--- Start AVAILABLE DATA ---

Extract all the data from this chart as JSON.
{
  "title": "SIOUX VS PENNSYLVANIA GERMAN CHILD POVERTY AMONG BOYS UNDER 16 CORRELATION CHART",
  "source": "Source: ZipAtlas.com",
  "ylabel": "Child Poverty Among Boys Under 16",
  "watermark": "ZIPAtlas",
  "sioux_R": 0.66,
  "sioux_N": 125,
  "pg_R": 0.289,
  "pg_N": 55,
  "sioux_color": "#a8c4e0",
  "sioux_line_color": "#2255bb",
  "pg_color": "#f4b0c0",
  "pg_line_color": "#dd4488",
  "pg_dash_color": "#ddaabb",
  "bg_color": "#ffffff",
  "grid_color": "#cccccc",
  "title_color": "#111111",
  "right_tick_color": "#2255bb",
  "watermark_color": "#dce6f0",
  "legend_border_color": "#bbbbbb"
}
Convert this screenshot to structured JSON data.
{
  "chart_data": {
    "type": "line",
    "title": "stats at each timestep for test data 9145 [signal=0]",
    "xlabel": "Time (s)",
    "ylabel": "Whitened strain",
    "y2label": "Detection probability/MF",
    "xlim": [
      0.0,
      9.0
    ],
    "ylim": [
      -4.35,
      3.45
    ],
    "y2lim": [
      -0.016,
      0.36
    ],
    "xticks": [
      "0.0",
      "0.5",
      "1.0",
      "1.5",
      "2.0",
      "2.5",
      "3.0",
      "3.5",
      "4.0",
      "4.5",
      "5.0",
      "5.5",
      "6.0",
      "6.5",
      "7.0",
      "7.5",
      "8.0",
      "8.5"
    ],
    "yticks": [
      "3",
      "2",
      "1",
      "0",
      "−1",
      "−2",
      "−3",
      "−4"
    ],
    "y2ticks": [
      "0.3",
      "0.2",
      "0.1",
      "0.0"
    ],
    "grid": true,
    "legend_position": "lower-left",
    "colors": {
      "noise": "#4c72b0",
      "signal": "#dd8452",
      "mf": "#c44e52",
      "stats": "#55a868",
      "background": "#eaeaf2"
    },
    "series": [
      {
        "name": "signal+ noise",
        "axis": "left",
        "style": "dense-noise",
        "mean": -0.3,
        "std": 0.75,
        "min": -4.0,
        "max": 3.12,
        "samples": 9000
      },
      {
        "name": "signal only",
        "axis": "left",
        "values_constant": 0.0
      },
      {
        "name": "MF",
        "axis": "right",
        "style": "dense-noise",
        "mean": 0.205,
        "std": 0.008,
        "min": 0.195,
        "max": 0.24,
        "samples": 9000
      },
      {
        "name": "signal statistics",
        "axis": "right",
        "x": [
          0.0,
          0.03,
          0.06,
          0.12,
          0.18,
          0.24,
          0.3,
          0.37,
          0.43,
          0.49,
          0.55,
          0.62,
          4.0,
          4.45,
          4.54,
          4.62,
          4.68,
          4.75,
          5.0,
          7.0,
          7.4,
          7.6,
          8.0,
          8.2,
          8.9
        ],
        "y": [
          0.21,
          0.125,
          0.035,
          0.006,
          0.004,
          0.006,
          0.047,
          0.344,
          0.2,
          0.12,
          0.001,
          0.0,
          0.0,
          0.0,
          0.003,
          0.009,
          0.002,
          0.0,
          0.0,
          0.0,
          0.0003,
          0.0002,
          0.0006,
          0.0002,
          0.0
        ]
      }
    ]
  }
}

--- End AVAILABLE DATA ---

» **TO BE DONE**
Exactly reproduce every record.

» **THE REPLY**
Extract all the data from this chart as JSON.
{
  "title": "SIOUX VS PENNSYLVANIA GERMAN CHILD POVERTY AMONG BOYS UNDER 16 CORRELATION CHART",
  "source": "Source: ZipAtlas.com",
  "ylabel": "Child Poverty Among Boys Under 16",
  "watermark": "ZIPAtlas",
  "sioux_R": 0.66,
  "sioux_N": 125,
  "pg_R": 0.289,
  "pg_N": 55,
  "sioux_color": "#a8c4e0",
  "sioux_line_color": "#2255bb",
  "pg_color": "#f4b0c0",
  "pg_line_color": "#dd4488",
  "pg_dash_color": "#ddaabb",
  "bg_color": "#ffffff",
  "grid_color": "#cccccc",
  "title_color": "#111111",
  "right_tick_color": "#2255bb",
  "watermark_color": "#dce6f0",
  "legend_border_color": "#bbbbbb"
}
Convert this screenshot to structured JSON data.
{
  "chart_data": {
    "type": "line",
    "title": "stats at each timestep for test data 9145 [signal=0]",
    "xlabel": "Time (s)",
    "ylabel": "Whitened strain",
    "y2label": "Detection probability/MF",
    "xlim": [
      0.0,
      9.0
    ],
    "ylim": [
      -4.35,
      3.45
    ],
    "y2lim": [
      -0.016,
      0.36
    ],
    "xticks": [
      "0.0",
      "0.5",
      "1.0",
      "1.5",
      "2.0",
      "2.5",
      "3.0",
      "3.5",
      "4.0",
      "4.5",
      "5.0",
      "5.5",
      "6.0",
      "6.5",
      "7.0",
      "7.5",
      "8.0",
      "8.5"
    ],
    "yticks": [
      "3",
      "2",
      "1",
      "0",
      "−1",
      "−2",
      "−3",
      "−4"
    ],
    "y2ticks": [
      "0.3",
      "0.2",
      "0.1",
      "0.0"
    ],
    "grid": true,
    "legend_position": "lower-left",
    "colors": {
      "noise": "#4c72b0",
      "signal": "#dd8452",
      "mf": "#c44e52",
      "stats": "#55a868",
      "background": "#eaeaf2"
    },
    "series": [
      {
        "name": "signal+ noise",
        "axis": "left",
        "style": "dense-noise",
        "mean": -0.3,
        "std": 0.75,
        "min": -4.0,
        "max": 3.12,
        "samples": 9000
      },
      {
        "name": "signal only",
        "axis": "left",
        "values_constant": 0.0
      },
      {
        "name": "MF",
        "axis": "right",
        "style": "dense-noise",
        "mean": 0.205,
        "std": 0.008,
        "min": 0.195,
        "max": 0.24,
        "samples": 9000
      },
      {
        "name": "signal statistics",
        "axis": "right",
        "x": [
          0.0,
          0.03,
          0.06,
          0.12,
          0.18,
          0.24,
          0.3,
          0.37,
          0.43,
          0.49,
          0.55,
          0.62,
          4.0,
          4.45,
          4.54,
          4.62,
          4.68,
          4.75,
          5.0,
          7.0,
          7.4,
          7.6,
          8.0,
          8.2,
          8.9
        ],
        "y": [
          0.21,
          0.125,
          0.035,
          0.006,
          0.004,
          0.006,
          0.047,
          0.344,
          0.2,
          0.12,
          0.001,
          0.0,
          0.0,
          0.0,
          0.003,
          0.009,
          0.002,
          0.0,
          0.0,
          0.0,
          0.0003,
          0.0002,
          0.0006,
          0.0002,
          0.0
        ]
      }
    ]
  }
}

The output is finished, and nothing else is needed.